**Supplied data**.

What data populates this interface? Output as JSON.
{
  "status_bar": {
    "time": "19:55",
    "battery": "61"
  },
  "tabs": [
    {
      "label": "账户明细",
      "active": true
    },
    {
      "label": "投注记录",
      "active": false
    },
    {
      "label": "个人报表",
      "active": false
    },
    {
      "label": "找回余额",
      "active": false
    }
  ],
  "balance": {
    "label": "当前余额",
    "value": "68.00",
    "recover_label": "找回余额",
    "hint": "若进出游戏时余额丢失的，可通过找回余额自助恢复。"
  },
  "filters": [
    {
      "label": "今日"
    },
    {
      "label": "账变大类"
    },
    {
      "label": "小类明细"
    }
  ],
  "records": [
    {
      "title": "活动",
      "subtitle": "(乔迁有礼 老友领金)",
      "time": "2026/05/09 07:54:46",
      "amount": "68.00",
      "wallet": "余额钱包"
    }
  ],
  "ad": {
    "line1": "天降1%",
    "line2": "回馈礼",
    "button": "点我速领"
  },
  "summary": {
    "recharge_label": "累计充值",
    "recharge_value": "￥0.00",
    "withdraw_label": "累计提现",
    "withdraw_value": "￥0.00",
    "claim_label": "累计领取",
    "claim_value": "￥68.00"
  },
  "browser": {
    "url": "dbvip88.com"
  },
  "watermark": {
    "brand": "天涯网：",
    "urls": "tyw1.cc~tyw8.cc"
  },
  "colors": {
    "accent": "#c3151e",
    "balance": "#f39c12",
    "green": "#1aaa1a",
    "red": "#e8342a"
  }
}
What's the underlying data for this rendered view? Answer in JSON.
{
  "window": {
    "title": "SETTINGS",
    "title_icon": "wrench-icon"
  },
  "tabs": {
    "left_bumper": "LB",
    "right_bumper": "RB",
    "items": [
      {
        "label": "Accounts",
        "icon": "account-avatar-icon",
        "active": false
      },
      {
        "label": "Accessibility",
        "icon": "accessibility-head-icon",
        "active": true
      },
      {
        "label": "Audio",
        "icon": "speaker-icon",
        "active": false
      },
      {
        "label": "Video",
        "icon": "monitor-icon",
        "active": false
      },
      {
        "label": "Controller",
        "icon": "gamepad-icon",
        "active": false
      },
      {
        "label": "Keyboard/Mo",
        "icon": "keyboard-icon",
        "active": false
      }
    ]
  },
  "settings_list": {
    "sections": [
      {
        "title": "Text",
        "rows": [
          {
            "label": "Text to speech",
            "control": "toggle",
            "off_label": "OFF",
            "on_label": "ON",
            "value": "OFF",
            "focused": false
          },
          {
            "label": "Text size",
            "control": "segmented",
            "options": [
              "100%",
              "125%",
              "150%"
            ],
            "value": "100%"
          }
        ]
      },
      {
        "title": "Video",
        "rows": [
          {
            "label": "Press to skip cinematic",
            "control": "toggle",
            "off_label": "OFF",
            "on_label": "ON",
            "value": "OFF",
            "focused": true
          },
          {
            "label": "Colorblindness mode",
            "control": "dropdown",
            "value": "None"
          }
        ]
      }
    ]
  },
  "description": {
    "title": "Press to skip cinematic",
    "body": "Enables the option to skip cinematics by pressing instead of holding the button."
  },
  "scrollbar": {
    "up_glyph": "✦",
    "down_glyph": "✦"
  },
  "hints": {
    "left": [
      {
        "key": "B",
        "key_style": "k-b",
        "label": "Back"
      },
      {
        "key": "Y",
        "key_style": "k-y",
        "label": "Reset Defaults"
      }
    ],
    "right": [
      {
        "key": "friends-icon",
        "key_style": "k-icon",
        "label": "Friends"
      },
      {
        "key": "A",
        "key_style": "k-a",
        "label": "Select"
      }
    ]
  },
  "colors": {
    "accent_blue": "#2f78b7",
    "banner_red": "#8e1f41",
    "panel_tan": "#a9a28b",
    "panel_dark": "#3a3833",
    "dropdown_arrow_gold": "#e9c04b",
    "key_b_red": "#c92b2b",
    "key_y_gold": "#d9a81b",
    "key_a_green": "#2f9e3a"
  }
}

**Aim of the task**. Copy each line above where the string "this" occurs.

**Expected answer**.
What data populates this interface? Output as JSON.
What's the underlying data for this rendered view? Answer in JSON.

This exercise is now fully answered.